### BRIEF
Each line containing the word "name" must be reported.

* * * * * * *

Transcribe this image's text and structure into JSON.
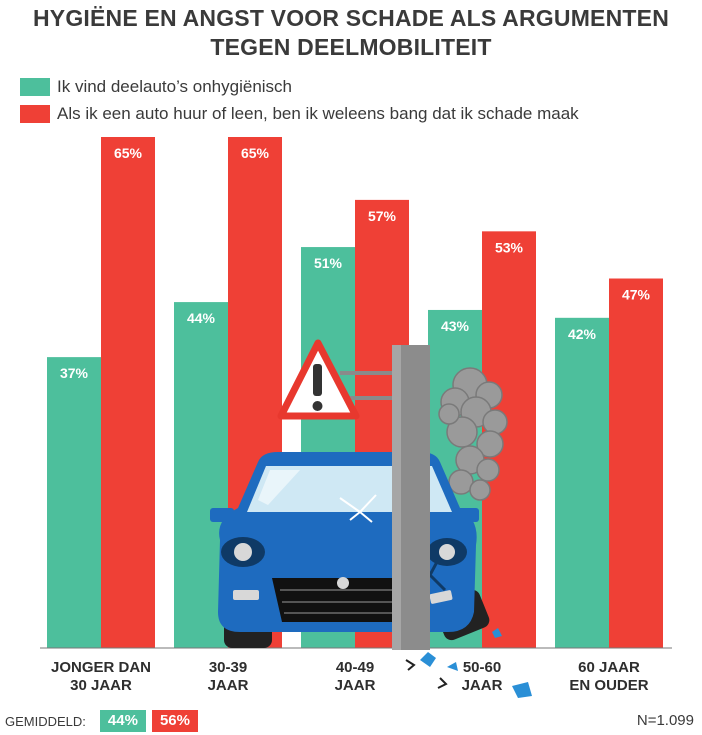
{
  "chart_data": {
    "type": "bar",
    "title": [
      "HYGIËNE EN ANGST VOOR SCHADE ALS ARGUMENTEN",
      "TEGEN DEELMOBILITEIT"
    ],
    "categories": [
      [
        "JONGER DAN",
        "30 JAAR"
      ],
      [
        "30-39",
        "JAAR"
      ],
      [
        "40-49",
        "JAAR"
      ],
      [
        "50-60",
        "JAAR"
      ],
      [
        "60 JAAR",
        "EN OUDER"
      ]
    ],
    "series": [
      {
        "name": "Ik vind deelauto’s onhygiënisch",
        "color": "#4dbf9c",
        "values": [
          37,
          44,
          51,
          43,
          42
        ],
        "labels": [
          "37%",
          "44%",
          "51%",
          "43%",
          "42%"
        ]
      },
      {
        "name": "Als ik een auto huur of leen, ben ik weleens bang dat ik schade maak",
        "color": "#ef4036",
        "values": [
          65,
          65,
          57,
          53,
          47
        ],
        "labels": [
          "65%",
          "65%",
          "57%",
          "53%",
          "47%"
        ]
      }
    ],
    "ylim": [
      0,
      65
    ],
    "grid": false,
    "legend": "top-left",
    "average": {
      "label": "GEMIDDELD:",
      "values": [
        "44%",
        "56%"
      ]
    },
    "sample_size": "N=1.099"
  },
  "illustration": {
    "icons": [
      "warning-triangle-icon",
      "crashed-car-icon",
      "lamp-post-icon",
      "smoke-icon"
    ]
  }
}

* * * * * * *

### EXERCISE RESPONSE
        "name": "Ik vind deelauto’s onhygiënisch",
        "name": "Als ik een auto huur of leen, ben ik weleens bang dat ik schade maak",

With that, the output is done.